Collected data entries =
□ □ □ □

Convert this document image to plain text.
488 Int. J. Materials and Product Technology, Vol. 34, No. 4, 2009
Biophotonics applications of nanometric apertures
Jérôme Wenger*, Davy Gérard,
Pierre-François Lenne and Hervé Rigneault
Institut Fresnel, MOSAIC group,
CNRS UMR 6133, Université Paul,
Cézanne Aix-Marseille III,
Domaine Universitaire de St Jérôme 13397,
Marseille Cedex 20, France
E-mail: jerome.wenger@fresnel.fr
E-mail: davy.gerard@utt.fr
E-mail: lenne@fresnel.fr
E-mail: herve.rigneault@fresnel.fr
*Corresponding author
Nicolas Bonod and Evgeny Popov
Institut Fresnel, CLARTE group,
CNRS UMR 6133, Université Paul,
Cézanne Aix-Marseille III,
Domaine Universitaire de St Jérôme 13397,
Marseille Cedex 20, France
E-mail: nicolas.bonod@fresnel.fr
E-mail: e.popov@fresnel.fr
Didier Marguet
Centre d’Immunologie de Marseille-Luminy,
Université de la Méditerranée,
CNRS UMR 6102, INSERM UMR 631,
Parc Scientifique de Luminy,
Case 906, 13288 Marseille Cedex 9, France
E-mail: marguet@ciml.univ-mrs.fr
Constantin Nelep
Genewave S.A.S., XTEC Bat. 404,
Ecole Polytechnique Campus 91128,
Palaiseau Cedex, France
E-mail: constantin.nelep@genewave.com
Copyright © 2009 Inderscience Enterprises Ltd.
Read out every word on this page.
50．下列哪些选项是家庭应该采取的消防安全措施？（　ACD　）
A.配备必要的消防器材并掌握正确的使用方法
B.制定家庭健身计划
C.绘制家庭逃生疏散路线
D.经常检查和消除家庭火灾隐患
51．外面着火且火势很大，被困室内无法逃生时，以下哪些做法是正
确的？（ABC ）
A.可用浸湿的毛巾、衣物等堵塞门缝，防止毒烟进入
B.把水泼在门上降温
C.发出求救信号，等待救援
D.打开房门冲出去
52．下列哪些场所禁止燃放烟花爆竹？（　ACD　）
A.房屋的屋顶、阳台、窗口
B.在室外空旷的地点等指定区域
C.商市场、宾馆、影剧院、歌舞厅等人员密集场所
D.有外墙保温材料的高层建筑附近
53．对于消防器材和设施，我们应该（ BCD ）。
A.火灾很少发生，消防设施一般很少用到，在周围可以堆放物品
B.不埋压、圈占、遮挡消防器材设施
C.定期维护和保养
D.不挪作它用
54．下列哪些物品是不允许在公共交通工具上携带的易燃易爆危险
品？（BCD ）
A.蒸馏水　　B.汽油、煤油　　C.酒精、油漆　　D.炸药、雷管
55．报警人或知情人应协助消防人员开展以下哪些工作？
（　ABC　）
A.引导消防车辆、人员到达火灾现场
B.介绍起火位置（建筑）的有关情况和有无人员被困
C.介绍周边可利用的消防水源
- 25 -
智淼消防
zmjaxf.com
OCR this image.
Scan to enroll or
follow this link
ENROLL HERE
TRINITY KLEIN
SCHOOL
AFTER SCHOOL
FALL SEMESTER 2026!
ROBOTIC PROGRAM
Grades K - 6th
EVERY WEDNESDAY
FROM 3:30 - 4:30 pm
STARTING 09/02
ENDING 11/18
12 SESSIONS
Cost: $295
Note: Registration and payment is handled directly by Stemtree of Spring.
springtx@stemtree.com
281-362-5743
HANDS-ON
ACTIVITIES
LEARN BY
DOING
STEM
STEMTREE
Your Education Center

□ □ □ □

List every line above that holds the word "Cedex".

Marseille Cedex 20, France
Marseille Cedex 20, France
Case 906, 13288 Marseille Cedex 9, France
Palaiseau Cedex, France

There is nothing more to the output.